WHAT IS EXPECTED: State how many lines hold the string "hija". Give the number and nothing else.

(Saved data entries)
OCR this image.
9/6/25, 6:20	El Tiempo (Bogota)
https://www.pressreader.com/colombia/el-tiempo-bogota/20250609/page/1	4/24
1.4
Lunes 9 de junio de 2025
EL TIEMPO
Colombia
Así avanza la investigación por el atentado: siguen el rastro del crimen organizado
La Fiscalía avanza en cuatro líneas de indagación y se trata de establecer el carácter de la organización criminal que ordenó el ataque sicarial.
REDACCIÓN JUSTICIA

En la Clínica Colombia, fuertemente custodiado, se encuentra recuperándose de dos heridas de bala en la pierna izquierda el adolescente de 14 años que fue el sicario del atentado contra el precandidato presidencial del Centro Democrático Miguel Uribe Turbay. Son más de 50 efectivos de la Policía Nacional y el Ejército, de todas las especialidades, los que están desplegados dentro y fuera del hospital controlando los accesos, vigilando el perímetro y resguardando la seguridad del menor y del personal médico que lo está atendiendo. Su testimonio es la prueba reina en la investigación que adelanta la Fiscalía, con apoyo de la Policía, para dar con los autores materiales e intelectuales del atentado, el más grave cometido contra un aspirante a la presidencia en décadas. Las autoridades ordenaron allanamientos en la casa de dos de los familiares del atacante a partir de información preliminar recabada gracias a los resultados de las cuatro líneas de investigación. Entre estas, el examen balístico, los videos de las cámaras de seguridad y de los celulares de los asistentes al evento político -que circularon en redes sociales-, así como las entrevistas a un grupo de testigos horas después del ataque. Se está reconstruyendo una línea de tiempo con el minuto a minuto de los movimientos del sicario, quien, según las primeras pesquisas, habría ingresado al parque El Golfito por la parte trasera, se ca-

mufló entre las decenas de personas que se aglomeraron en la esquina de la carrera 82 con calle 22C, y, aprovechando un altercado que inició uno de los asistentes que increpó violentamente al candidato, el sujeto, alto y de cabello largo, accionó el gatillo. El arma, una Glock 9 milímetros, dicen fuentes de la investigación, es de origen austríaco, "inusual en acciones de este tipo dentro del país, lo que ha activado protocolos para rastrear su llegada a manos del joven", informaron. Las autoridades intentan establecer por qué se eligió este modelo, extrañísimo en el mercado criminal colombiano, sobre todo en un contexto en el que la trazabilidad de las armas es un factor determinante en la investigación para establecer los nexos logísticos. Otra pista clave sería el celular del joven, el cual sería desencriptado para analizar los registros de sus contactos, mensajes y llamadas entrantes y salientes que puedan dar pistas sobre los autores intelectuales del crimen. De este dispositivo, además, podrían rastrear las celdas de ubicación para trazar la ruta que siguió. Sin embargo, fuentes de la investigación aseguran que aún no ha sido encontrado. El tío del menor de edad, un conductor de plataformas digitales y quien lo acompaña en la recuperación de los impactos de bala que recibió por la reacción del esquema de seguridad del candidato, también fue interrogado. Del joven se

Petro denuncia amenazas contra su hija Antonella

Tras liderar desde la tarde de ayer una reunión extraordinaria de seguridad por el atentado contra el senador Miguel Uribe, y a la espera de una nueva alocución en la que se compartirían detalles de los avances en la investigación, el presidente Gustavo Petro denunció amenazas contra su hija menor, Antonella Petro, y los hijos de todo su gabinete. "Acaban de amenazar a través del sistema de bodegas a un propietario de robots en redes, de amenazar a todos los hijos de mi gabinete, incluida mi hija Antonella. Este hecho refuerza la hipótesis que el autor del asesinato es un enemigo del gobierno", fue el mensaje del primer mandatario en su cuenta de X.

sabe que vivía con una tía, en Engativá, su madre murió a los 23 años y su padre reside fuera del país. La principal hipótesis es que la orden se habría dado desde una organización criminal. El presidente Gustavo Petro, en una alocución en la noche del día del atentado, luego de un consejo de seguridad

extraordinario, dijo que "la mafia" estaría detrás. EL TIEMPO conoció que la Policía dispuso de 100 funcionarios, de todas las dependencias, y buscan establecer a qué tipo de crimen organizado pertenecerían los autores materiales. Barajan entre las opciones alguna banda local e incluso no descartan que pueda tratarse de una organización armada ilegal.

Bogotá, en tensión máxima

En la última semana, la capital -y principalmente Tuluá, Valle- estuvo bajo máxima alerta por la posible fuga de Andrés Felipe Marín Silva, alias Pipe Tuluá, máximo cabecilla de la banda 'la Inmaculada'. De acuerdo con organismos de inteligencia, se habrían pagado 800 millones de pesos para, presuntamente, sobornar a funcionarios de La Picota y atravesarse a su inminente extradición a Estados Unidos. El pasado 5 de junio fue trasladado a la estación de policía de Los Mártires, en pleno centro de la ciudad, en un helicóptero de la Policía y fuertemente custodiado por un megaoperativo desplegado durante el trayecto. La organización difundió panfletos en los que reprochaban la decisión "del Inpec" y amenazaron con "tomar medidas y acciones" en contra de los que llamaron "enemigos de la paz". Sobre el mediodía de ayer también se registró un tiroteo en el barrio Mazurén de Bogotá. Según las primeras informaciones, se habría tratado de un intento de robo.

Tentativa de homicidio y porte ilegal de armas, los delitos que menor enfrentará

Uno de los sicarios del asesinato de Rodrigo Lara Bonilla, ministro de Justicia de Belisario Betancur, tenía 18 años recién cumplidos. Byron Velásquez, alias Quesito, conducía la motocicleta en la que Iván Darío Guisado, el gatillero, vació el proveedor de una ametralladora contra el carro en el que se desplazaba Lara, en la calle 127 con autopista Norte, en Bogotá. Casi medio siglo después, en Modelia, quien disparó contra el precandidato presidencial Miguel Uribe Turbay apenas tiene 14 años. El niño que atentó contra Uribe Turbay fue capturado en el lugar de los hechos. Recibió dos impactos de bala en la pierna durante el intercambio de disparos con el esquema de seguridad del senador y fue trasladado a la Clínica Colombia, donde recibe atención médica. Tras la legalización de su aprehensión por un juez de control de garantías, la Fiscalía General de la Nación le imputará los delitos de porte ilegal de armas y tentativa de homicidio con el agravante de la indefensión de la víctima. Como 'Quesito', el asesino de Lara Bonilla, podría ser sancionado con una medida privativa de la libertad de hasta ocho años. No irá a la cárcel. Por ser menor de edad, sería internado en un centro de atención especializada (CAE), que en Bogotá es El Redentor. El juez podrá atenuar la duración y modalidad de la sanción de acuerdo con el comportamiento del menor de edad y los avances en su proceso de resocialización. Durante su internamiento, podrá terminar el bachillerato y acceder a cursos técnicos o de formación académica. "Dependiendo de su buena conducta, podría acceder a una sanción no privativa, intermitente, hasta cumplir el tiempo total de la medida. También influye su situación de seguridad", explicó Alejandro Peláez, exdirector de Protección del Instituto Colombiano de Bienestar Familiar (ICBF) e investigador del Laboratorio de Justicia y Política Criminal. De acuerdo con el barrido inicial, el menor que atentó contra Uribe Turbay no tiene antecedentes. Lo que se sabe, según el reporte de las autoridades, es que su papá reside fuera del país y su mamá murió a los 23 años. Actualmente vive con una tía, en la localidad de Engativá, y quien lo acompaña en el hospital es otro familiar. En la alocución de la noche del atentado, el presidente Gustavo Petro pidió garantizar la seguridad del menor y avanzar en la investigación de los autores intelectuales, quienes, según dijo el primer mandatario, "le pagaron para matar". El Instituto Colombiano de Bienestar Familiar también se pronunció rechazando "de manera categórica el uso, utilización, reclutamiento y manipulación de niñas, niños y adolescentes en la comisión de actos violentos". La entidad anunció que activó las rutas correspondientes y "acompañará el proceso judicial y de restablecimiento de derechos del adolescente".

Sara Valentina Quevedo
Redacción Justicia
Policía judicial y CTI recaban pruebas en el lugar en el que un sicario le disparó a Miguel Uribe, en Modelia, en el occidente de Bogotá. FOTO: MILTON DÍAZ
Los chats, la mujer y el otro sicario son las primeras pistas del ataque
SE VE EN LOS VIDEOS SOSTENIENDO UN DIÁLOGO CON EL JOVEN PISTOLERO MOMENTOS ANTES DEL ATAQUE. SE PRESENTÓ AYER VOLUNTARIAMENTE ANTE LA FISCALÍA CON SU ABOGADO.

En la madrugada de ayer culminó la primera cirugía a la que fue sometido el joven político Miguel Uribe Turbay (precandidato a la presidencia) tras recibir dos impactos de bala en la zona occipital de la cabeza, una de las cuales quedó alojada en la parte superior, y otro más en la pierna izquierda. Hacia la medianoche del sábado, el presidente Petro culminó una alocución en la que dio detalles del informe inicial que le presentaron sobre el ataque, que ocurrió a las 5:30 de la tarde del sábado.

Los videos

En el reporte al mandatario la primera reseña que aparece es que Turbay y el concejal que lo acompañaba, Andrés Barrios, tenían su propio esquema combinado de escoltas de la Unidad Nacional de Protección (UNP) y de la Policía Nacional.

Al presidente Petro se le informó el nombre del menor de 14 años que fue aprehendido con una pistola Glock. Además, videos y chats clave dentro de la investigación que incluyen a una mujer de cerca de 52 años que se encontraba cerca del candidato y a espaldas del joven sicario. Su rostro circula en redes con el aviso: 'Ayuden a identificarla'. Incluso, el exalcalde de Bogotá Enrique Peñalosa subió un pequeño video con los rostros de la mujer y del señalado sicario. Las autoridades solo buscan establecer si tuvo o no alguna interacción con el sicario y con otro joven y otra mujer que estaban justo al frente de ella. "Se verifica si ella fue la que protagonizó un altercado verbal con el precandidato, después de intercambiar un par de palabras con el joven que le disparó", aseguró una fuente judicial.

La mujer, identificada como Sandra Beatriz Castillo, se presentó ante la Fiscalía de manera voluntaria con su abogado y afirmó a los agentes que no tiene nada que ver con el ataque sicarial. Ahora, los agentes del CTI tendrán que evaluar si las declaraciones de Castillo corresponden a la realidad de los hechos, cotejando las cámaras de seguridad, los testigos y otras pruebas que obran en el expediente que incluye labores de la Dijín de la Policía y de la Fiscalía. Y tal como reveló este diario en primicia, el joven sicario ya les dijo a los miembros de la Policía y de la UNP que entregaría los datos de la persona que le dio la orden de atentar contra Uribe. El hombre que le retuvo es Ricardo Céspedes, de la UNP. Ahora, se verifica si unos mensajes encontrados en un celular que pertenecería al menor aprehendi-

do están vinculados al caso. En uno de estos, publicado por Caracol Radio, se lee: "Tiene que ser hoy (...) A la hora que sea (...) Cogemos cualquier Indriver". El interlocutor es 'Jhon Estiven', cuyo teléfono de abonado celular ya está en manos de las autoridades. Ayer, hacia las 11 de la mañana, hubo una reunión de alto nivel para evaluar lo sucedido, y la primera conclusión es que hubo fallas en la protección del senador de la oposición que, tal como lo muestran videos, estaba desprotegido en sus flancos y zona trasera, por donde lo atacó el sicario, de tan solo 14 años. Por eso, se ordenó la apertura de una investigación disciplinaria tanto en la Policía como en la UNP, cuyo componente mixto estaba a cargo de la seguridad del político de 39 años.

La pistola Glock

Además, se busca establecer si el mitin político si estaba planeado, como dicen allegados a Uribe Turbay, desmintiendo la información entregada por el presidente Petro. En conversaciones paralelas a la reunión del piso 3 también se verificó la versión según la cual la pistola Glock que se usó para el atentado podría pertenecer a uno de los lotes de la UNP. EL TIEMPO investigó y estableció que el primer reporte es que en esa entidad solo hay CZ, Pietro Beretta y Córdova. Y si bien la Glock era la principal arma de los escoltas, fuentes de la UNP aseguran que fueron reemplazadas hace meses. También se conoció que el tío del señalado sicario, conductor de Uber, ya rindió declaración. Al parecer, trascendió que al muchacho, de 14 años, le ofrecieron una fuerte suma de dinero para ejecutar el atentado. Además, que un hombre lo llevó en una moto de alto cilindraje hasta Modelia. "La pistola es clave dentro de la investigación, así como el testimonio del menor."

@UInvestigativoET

RESPONSE TO THIS TASK: 2